_Objective_
Please edit the data from the line that has "segment this screenshot: for" through the line that has "x-tick-label: −200 <box>178 251 206 262</box>", replacing "lma-station-marker" with "lightning-station-marker" and leaving everything else unchanged. Leave the pictures out of your answer.

_Data supplied_

————————

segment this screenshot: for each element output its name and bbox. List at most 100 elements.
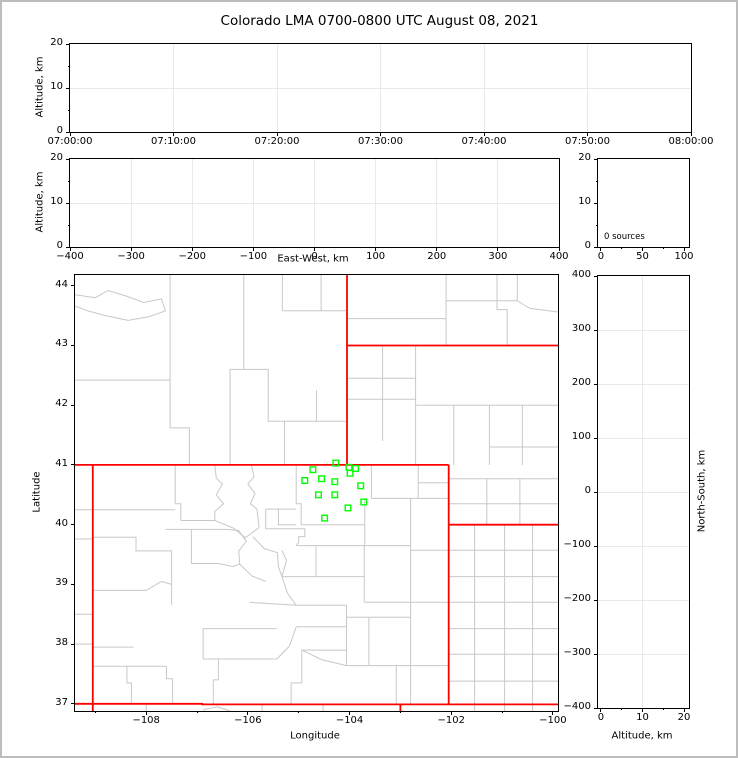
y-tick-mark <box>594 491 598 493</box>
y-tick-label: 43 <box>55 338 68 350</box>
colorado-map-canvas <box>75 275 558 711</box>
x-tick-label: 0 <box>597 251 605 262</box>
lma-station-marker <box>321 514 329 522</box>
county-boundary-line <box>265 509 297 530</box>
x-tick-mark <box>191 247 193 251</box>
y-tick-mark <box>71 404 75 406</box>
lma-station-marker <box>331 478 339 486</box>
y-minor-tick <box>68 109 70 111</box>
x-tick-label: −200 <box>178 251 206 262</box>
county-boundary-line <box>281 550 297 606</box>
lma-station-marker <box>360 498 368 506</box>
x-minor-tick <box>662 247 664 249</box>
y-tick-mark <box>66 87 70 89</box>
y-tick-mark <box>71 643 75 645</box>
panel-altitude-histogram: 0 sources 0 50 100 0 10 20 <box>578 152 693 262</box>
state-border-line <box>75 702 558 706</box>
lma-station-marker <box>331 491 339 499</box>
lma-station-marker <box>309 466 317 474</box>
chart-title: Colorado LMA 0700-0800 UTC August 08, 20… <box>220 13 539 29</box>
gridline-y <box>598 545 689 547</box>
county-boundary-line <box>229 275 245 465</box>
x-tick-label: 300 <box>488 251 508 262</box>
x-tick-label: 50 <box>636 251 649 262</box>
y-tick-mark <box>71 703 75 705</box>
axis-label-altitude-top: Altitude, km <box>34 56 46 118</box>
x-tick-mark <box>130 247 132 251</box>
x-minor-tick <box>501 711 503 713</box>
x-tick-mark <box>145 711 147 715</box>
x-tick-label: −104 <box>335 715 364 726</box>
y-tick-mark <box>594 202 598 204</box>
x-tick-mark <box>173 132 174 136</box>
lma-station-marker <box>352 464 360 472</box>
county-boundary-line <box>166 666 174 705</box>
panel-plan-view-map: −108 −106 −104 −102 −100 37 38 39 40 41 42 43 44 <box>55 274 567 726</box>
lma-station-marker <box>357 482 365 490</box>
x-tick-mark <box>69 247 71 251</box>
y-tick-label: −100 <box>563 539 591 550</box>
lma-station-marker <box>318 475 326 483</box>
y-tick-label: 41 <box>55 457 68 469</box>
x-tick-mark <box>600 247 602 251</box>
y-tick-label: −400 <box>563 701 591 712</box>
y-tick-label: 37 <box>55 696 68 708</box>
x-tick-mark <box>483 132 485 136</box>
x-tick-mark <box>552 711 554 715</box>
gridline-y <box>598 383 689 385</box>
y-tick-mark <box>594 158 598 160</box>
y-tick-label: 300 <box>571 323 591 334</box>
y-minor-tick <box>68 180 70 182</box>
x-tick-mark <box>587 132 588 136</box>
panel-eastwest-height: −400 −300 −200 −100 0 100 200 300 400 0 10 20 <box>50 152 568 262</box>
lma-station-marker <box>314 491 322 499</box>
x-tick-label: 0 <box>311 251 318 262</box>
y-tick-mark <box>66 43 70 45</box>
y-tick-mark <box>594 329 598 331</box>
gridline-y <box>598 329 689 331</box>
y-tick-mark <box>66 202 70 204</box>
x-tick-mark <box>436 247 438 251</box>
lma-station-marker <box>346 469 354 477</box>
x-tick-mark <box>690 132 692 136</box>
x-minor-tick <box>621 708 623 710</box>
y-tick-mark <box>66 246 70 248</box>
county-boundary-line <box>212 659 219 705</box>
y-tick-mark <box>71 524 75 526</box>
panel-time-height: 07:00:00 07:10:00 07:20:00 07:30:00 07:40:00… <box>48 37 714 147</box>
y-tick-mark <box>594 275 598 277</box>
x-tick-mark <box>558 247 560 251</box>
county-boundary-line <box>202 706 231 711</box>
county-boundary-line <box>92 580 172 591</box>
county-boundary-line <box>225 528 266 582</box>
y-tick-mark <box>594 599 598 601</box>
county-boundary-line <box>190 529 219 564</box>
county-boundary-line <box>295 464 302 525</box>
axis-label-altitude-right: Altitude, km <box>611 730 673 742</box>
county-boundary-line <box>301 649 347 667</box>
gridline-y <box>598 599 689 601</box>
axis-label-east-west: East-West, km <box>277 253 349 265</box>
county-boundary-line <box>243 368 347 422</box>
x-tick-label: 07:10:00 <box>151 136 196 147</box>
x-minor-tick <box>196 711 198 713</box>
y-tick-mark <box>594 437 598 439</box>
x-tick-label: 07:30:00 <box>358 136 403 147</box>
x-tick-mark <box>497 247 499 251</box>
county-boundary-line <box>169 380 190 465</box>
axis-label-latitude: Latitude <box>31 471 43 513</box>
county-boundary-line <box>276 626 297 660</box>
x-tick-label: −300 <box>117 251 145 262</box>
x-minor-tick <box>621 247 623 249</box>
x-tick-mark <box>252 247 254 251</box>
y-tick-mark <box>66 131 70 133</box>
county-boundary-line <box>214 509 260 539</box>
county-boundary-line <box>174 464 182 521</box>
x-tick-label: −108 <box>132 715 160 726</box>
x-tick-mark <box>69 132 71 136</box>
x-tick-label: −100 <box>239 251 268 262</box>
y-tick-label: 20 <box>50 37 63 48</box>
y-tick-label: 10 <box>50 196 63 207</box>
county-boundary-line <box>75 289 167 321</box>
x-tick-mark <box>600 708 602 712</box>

————————

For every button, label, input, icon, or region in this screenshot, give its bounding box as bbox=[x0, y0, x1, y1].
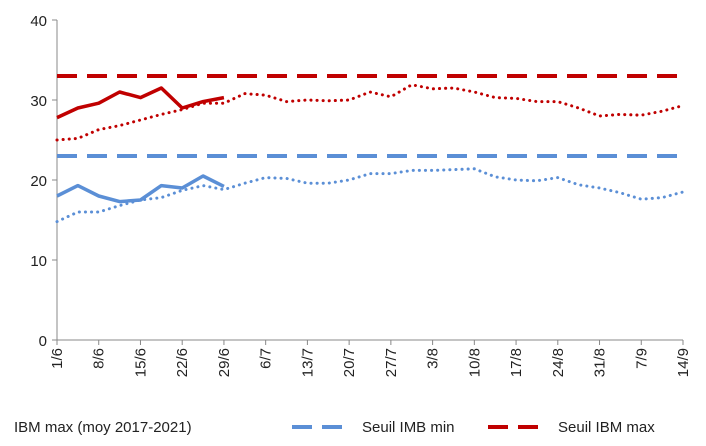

————————

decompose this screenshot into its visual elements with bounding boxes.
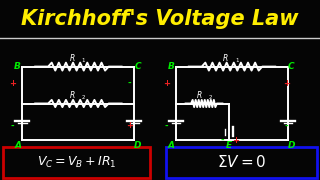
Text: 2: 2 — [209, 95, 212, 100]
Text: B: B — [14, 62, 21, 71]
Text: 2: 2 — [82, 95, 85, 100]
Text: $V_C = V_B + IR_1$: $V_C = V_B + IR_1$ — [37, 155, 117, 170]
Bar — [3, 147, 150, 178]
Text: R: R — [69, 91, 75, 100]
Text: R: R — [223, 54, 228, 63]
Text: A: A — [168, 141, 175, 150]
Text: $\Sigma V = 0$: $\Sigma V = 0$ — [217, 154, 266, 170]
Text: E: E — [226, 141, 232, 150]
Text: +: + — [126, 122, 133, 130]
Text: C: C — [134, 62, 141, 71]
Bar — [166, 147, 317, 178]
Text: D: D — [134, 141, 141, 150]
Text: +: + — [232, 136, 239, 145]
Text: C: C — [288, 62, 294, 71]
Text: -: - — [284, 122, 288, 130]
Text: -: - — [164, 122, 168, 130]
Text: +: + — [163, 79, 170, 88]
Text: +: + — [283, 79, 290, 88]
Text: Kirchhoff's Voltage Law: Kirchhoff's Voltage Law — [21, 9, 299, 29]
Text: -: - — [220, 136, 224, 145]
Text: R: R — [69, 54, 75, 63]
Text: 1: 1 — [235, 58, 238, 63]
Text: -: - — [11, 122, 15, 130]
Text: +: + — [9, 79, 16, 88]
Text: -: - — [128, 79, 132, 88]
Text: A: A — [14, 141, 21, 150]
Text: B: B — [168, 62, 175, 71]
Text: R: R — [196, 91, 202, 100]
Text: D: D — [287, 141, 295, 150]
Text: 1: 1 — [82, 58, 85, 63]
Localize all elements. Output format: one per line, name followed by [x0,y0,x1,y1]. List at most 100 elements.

————————

_Response_
segment this screenshot: for each element output its name and bbox. List at most 100 elements.
y-tick-mark <box>594 491 598 493</box>
y-tick-label: 43 <box>55 338 68 350</box>
colorado-map-canvas <box>75 275 558 711</box>
x-tick-label: 0 <box>597 251 605 262</box>
lightning-station-marker <box>321 514 329 522</box>
county-boundary-line <box>265 509 297 530</box>
x-tick-mark <box>191 247 193 251</box>
y-tick-mark <box>71 404 75 406</box>
lightning-station-marker <box>331 478 339 486</box>
y-minor-tick <box>68 109 70 111</box>
x-tick-label: −200 <box>178 251 206 262</box>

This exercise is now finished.